━━ Input records ━━
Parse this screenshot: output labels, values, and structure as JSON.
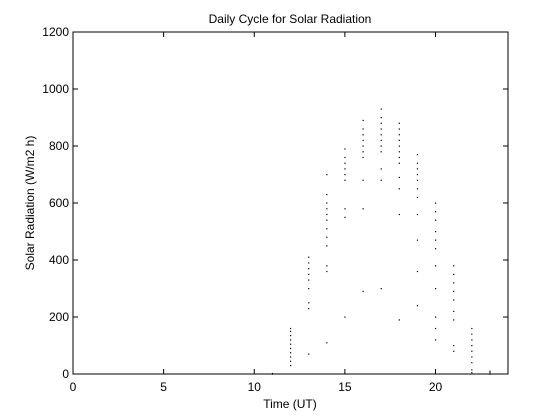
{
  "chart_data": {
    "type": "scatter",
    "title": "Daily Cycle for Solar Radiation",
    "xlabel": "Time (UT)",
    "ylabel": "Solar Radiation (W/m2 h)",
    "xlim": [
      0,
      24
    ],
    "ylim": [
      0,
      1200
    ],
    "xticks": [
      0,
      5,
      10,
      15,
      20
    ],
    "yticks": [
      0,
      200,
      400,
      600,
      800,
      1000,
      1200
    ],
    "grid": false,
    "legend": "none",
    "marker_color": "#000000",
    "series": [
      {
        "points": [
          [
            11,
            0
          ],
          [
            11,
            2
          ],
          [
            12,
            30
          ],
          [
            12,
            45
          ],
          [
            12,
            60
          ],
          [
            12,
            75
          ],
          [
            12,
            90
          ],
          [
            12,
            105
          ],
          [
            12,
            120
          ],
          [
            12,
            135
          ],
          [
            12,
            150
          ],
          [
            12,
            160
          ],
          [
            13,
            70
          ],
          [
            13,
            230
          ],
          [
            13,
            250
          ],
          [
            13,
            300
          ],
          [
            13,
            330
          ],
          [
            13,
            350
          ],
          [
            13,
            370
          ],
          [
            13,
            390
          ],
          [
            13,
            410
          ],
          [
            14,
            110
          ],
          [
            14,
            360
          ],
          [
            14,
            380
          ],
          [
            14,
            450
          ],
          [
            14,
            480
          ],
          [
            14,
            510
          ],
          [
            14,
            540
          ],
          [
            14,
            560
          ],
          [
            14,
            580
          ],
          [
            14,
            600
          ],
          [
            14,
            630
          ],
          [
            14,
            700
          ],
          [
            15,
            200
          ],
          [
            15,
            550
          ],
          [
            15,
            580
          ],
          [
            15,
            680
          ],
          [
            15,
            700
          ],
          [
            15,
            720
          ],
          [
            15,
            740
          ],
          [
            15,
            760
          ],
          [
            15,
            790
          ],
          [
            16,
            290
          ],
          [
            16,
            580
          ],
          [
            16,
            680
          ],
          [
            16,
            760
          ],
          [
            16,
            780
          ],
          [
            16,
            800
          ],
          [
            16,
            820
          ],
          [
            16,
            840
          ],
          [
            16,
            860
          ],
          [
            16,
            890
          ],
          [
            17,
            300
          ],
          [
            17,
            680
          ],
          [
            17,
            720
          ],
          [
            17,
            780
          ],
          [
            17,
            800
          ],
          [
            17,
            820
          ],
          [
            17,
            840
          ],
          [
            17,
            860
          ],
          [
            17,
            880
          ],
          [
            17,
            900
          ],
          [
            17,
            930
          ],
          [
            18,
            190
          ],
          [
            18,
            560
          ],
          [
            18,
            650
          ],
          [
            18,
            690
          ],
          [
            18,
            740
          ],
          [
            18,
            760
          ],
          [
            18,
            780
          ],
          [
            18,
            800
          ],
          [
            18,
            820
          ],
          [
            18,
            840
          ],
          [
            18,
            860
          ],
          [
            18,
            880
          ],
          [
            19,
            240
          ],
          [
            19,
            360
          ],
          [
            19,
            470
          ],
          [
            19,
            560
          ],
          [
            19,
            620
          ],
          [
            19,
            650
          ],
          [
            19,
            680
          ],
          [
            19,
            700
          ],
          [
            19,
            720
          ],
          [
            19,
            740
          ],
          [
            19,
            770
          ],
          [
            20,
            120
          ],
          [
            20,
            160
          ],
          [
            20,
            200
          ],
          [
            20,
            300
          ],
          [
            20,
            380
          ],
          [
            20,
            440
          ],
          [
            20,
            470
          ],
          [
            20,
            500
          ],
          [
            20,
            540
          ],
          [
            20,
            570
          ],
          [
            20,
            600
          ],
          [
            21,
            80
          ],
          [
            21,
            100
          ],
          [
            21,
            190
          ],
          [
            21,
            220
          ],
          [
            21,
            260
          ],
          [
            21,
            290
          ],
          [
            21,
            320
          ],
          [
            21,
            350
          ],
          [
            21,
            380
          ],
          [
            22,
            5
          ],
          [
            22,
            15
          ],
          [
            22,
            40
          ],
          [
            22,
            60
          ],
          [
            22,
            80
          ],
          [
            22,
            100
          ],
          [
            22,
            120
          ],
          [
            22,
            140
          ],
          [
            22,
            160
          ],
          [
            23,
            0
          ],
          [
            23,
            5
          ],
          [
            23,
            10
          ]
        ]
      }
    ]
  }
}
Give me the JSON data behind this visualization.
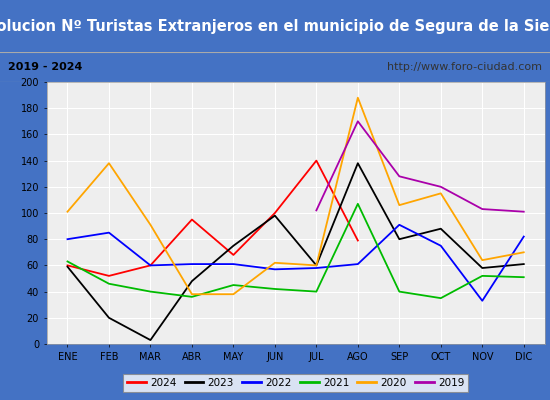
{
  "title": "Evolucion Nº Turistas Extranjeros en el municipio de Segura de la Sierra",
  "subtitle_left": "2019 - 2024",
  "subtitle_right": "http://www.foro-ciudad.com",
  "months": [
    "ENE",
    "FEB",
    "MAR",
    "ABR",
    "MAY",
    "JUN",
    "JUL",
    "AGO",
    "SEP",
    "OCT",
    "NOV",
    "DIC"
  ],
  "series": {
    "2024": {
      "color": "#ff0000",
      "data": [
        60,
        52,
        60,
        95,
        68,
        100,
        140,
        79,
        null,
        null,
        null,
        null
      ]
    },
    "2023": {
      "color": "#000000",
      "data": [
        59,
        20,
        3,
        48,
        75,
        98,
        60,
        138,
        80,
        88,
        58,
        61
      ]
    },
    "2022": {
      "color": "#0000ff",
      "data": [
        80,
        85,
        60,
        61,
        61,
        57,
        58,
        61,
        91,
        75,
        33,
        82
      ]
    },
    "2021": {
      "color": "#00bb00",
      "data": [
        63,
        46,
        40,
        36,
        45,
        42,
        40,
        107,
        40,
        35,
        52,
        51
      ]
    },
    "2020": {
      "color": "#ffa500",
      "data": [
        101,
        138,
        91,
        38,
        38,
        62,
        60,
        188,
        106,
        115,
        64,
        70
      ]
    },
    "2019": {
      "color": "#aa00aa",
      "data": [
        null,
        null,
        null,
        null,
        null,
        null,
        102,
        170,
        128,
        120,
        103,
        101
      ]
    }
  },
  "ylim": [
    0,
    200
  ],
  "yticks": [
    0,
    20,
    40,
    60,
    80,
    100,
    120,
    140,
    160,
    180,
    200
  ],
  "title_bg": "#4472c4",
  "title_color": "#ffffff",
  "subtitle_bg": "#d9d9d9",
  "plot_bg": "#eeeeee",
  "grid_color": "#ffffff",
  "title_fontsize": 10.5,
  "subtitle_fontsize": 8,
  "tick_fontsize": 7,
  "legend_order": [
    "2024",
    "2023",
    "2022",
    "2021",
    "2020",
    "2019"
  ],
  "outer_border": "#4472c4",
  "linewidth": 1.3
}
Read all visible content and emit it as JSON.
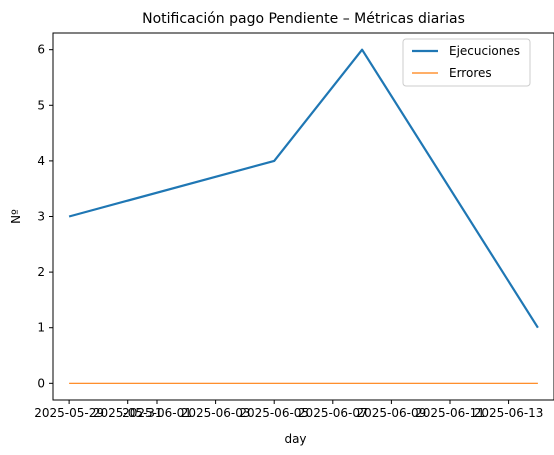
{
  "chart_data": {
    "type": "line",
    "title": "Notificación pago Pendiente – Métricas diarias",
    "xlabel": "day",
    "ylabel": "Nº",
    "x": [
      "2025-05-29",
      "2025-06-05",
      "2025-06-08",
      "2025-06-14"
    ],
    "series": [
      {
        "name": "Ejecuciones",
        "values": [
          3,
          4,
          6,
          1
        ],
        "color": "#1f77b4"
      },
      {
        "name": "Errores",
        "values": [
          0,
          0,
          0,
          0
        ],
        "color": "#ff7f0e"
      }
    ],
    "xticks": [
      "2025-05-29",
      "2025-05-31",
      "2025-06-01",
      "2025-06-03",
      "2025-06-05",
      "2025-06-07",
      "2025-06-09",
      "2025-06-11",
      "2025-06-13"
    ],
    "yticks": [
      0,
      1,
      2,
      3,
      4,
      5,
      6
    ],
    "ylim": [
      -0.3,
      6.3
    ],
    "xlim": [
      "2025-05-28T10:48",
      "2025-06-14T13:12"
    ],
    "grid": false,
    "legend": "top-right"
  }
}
━━━
━━ Input records ━━
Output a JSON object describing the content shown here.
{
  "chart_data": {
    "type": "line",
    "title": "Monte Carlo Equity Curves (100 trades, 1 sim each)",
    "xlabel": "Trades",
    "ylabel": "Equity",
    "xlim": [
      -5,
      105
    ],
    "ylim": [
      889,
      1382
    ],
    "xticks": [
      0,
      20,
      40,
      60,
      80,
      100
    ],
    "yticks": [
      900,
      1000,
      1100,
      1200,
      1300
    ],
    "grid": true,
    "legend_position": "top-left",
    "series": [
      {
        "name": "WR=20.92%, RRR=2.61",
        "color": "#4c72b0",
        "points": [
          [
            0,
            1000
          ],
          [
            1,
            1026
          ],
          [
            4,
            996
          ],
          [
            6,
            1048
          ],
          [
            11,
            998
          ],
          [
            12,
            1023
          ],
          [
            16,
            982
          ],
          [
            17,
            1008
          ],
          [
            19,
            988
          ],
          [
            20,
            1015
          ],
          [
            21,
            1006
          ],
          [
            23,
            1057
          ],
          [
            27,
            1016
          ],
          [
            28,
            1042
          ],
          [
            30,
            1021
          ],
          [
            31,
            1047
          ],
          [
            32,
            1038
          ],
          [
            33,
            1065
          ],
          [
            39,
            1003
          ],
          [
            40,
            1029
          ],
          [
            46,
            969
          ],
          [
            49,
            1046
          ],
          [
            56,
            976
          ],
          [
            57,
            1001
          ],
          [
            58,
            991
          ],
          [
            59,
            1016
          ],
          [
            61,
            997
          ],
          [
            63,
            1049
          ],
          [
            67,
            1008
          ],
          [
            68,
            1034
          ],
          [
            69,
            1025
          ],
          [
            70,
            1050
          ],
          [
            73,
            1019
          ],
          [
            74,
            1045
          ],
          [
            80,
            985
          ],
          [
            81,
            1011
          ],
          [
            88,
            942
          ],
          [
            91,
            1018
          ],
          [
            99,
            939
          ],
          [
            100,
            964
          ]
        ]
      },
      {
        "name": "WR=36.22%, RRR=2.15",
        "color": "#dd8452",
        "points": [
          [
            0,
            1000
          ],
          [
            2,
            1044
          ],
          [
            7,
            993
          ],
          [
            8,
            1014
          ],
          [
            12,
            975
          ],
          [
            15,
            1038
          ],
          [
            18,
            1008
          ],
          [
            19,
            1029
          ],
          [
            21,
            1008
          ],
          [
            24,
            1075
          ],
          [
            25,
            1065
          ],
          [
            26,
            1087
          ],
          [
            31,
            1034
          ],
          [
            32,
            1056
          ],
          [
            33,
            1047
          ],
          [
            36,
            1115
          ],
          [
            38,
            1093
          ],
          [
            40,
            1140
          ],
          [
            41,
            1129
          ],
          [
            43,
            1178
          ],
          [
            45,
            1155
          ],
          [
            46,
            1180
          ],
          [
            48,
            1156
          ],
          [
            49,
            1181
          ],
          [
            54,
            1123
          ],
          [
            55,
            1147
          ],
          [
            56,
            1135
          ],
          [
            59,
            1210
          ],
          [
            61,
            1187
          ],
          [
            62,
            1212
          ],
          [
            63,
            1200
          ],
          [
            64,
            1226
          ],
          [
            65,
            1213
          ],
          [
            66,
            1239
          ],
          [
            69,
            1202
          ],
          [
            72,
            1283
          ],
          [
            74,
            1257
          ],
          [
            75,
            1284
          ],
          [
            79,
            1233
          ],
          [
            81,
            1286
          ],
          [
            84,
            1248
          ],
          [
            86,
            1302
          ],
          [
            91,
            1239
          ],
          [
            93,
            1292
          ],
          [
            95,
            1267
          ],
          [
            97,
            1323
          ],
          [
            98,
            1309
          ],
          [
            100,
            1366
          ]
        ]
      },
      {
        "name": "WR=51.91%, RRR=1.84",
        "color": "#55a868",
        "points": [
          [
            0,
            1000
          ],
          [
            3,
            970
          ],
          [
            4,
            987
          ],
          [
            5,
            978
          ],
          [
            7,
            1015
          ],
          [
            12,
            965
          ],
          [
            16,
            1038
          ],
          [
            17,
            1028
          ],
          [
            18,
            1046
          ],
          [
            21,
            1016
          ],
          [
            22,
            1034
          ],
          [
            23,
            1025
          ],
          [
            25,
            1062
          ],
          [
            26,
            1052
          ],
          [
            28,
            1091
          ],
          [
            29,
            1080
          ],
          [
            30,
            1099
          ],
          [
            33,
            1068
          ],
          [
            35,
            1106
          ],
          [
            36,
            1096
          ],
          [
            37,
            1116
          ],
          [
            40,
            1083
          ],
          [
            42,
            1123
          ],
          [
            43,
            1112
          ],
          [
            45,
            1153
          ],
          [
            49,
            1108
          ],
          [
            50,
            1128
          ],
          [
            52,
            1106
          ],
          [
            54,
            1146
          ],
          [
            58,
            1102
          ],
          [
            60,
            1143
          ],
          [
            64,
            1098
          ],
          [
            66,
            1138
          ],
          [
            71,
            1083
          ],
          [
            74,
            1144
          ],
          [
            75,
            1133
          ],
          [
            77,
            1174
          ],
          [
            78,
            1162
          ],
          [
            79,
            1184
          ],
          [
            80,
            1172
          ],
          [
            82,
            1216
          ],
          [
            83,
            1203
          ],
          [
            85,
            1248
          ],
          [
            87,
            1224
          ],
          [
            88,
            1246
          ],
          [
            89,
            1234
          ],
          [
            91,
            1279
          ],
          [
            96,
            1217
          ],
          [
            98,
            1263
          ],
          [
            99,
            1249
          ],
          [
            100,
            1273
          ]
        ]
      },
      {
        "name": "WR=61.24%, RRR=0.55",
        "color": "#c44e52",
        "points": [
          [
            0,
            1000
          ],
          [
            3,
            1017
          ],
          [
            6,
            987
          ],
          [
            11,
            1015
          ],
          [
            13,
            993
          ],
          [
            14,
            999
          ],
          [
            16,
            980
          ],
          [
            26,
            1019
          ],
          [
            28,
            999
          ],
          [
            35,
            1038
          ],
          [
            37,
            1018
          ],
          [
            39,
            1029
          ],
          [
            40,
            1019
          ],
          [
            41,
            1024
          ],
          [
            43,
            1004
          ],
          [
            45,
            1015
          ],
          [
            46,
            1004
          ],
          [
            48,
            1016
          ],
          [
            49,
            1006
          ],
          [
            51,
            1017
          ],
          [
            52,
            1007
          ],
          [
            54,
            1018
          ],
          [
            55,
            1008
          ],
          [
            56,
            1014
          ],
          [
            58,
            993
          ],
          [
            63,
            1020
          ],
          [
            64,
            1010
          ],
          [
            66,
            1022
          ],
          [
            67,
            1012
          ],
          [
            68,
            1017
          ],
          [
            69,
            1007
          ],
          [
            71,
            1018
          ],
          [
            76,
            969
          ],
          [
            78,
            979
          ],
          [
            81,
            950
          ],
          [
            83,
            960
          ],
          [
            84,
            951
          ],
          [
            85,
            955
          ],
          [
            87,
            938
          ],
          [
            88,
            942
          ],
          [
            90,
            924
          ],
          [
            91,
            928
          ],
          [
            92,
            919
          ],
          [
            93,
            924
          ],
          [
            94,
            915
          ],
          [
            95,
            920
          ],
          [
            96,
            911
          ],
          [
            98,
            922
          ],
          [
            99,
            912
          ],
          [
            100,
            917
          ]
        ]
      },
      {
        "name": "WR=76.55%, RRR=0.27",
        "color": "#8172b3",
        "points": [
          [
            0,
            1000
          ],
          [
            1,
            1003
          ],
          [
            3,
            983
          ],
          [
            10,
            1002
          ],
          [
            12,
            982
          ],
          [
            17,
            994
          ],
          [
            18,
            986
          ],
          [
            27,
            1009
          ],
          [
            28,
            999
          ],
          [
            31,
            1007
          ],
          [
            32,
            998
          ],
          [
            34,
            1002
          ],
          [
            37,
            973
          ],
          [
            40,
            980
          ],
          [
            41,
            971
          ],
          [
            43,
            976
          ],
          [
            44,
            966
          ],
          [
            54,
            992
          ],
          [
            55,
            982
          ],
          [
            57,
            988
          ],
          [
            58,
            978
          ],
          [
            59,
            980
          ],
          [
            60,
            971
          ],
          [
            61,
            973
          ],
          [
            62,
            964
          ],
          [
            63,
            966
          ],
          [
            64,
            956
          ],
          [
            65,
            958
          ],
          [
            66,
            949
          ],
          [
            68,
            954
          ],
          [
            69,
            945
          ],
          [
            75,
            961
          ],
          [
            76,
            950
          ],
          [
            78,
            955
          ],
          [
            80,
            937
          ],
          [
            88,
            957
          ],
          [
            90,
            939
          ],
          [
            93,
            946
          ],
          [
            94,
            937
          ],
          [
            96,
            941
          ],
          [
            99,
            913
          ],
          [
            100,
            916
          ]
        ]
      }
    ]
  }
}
━━━
**Stated exercise**
Where a line in the material above holds "JSON", copy that line.

**Correct response**
Parse this screenshot: output labels, values, and structure as JSON.
Give me the JSON data behind this visualization.
Read all visible content and emit it as JSON.
Output a JSON object describing the content shown here.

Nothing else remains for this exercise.